#### [STATED TASK]
Your task is to transcribe all of the records exactly and leave out the pictures.

** BEGIN DATA TO PROCESS **

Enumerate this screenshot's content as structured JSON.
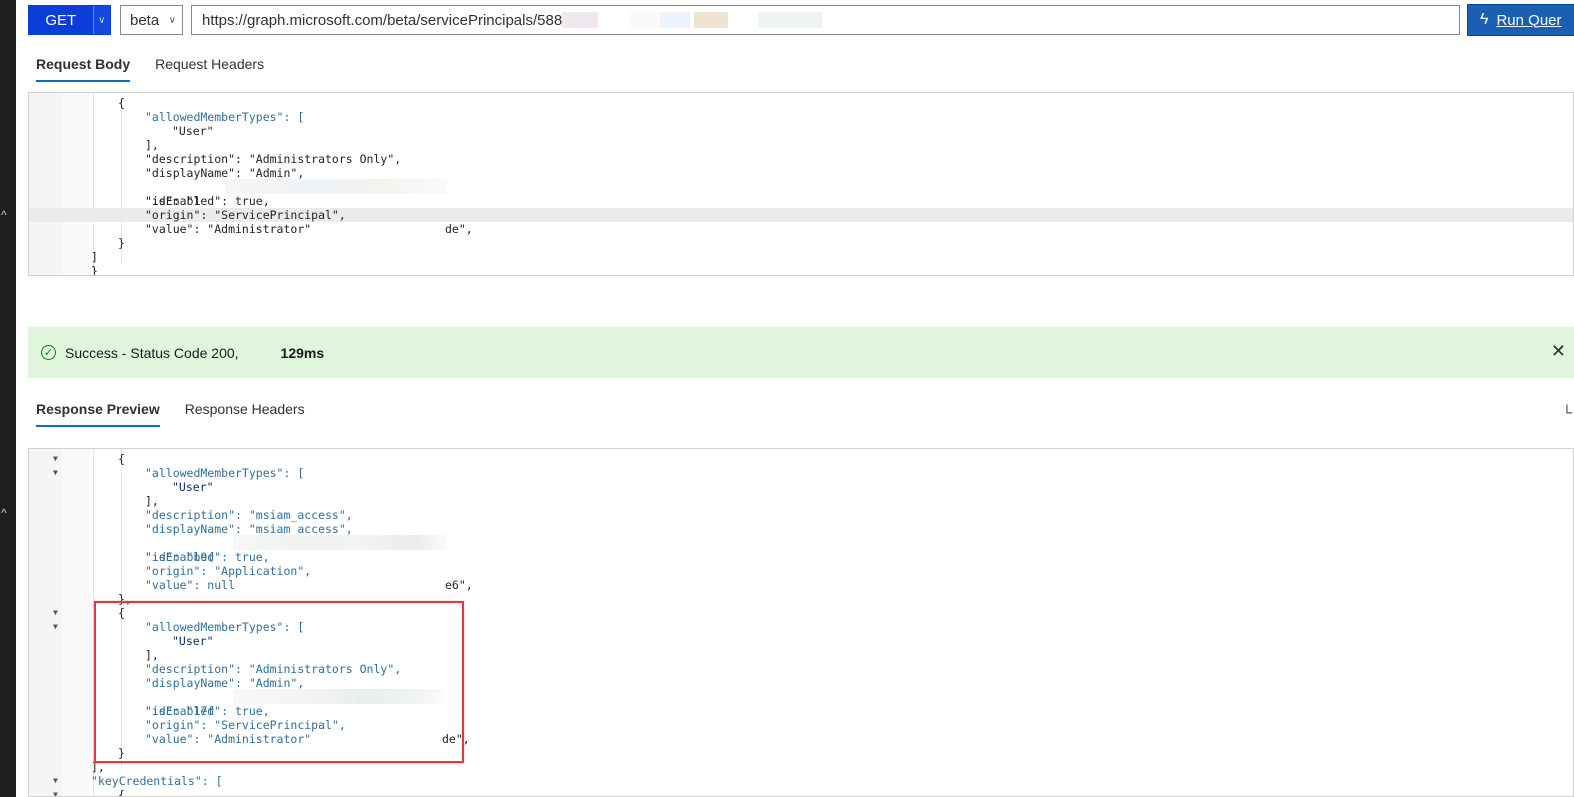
{
  "query": {
    "method": "GET",
    "version": "beta",
    "url": "https://graph.microsoft.com/beta/servicePrincipals/588",
    "run_label": "Run Quer"
  },
  "request_tabs": [
    "Request Body",
    "Request Headers"
  ],
  "request_body_lines": [
    "{",
    "\"allowedMemberTypes\": [",
    "\"User\"",
    "],",
    "\"description\": \"Administrators Only\",",
    "\"displayName\": \"Admin\",",
    "\"id\": \"1",
    "de\",",
    "\"isEnabled\": true,",
    "\"origin\": \"ServicePrincipal\",",
    "\"value\": \"Administrator\"",
    "}",
    "]",
    "}"
  ],
  "status": {
    "text": "Success - Status Code 200,",
    "duration": "129ms",
    "close_icon": "close-icon",
    "icon": "check-circle-icon",
    "color": "#dff6dd"
  },
  "response_tabs": [
    "Response Preview",
    "Response Headers"
  ],
  "response_lines": [
    "{",
    "\"allowedMemberTypes\": [",
    "\"User\"",
    "],",
    "\"description\": \"msiam_access\",",
    "\"displayName\": \"msiam_access\",",
    "\"id\": \"b9(",
    "e6\",",
    "\"isEnabled\": true,",
    "\"origin\": \"Application\",",
    "\"value\": null",
    "},",
    "{",
    "\"allowedMemberTypes\": [",
    "\"User\"",
    "],",
    "\"description\": \"Administrators Only\",",
    "\"displayName\": \"Admin\",",
    "\"id\": \"17f",
    "de\",",
    "\"isEnabled\": true,",
    "\"origin\": \"ServicePrincipal\",",
    "\"value\": \"Administrator\"",
    "}",
    "],",
    "\"keyCredentials\": [",
    "{"
  ],
  "accent": "#0f6cbd",
  "run_button_color": "#1a5fb4",
  "method_color": "#0b3ed8",
  "highlight_color": "#e0393e"
}
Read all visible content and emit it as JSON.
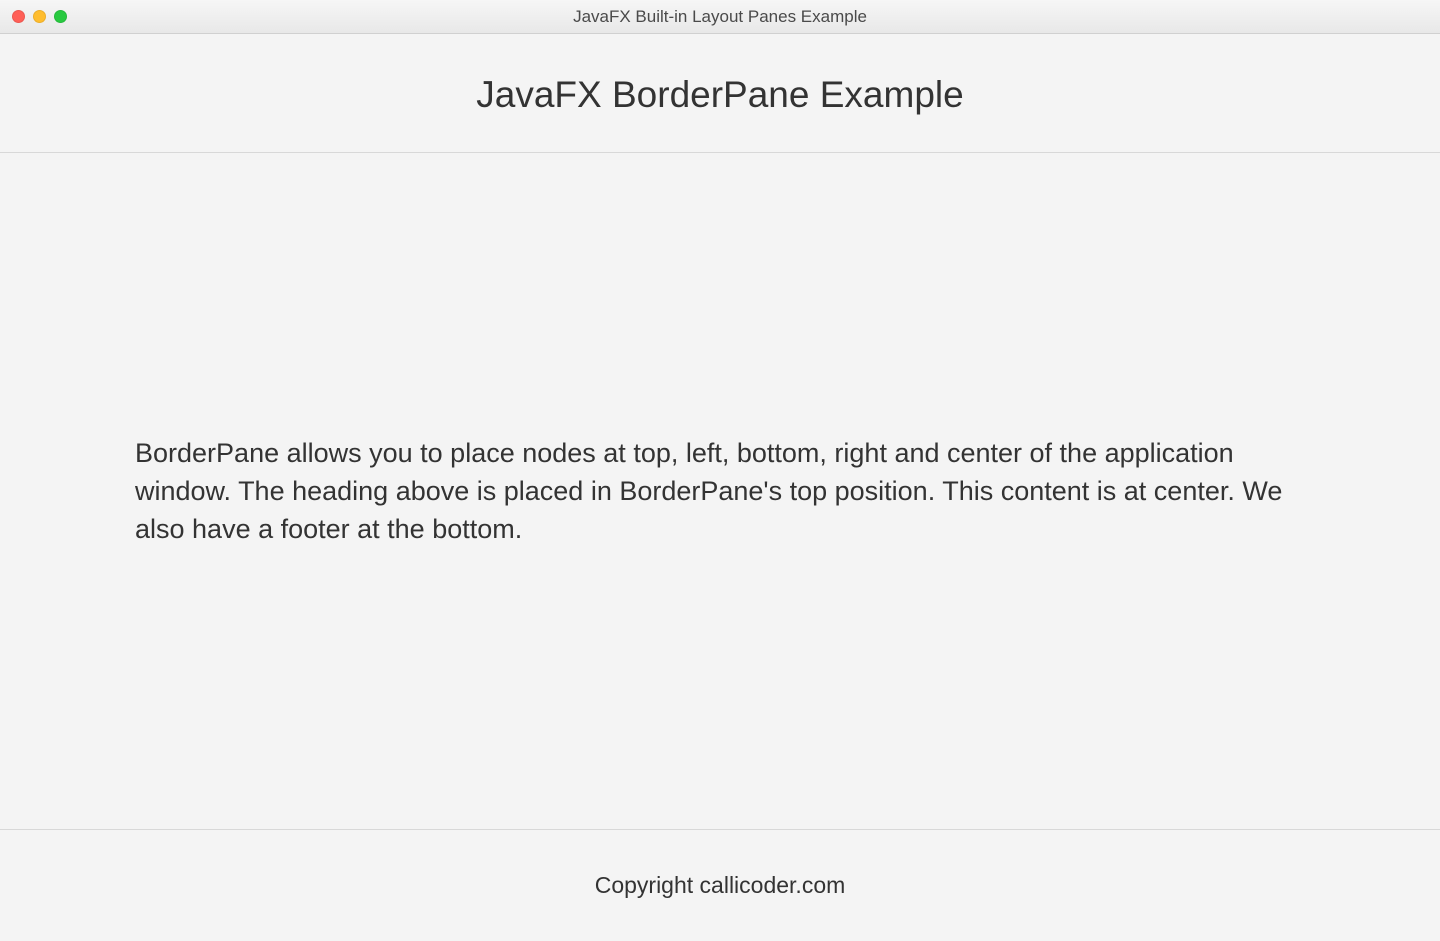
{
  "window": {
    "title": "JavaFX Built-in Layout Panes Example"
  },
  "top": {
    "heading": "JavaFX BorderPane Example"
  },
  "center": {
    "body": "BorderPane allows you to place nodes at top, left, bottom, right and center of the application window. The heading above is placed in BorderPane's top position. This content is at center. We also have a footer at the bottom."
  },
  "bottom": {
    "footer": "Copyright callicoder.com"
  }
}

** END DATA TO PROCESS **

#### [WRITTEN ANSWER]
Enumerate this screenshot's content as structured JSON.
{
  "query": {
    "method": "GET",
    "version": "beta",
    "url": "https://graph.microsoft.com/beta/servicePrincipals/588",
    "run_label": "Run Quer"
  },
  "request_tabs": [
    "Request Body",
    "Request Headers"
  ],
  "request_body_lines": [
    "{",
    "\"allowedMemberTypes\": [",
    "\"User\"",
    "],",
    "\"description\": \"Administrators Only\",",
    "\"displayName\": \"Admin\",",
    "\"id\": \"1",
    "de\",",
    "\"isEnabled\": true,",
    "\"origin\": \"ServicePrincipal\",",
    "\"value\": \"Administrator\"",
    "}",
    "]",
    "}"
  ],
  "status": {
    "text": "Success - Status Code 200,",
    "duration": "129ms",
    "close_icon": "close-icon",
    "icon": "check-circle-icon",
    "color": "#dff6dd"
  },
  "response_tabs": [
    "Response Preview",
    "Response Headers"
  ],
  "response_lines": [
    "{",
    "\"allowedMemberTypes\": [",
    "\"User\"",
    "],",
    "\"description\": \"msiam_access\",",
    "\"displayName\": \"msiam_access\",",
    "\"id\": \"b9(",
    "e6\",",
    "\"isEnabled\": true,",
    "\"origin\": \"Application\",",
    "\"value\": null",
    "},",
    "{",
    "\"allowedMemberTypes\": [",
    "\"User\"",
    "],",
    "\"description\": \"Administrators Only\",",
    "\"displayName\": \"Admin\",",
    "\"id\": \"17f",
    "de\",",
    "\"isEnabled\": true,",
    "\"origin\": \"ServicePrincipal\",",
    "\"value\": \"Administrator\"",
    "}",
    "],",
    "\"keyCredentials\": [",
    "{"
  ],
  "accent": "#0f6cbd",
  "run_button_color": "#1a5fb4",
  "method_color": "#0b3ed8",
  "highlight_color": "#e0393e"
}
Read all visible content and emit it as JSON.
{
  "window": {
    "title": "JavaFX Built-in Layout Panes Example"
  },
  "top": {
    "heading": "JavaFX BorderPane Example"
  },
  "center": {
    "body": "BorderPane allows you to place nodes at top, left, bottom, right and center of the application window. The heading above is placed in BorderPane's top position. This content is at center. We also have a footer at the bottom."
  },
  "bottom": {
    "footer": "Copyright callicoder.com"
  }
}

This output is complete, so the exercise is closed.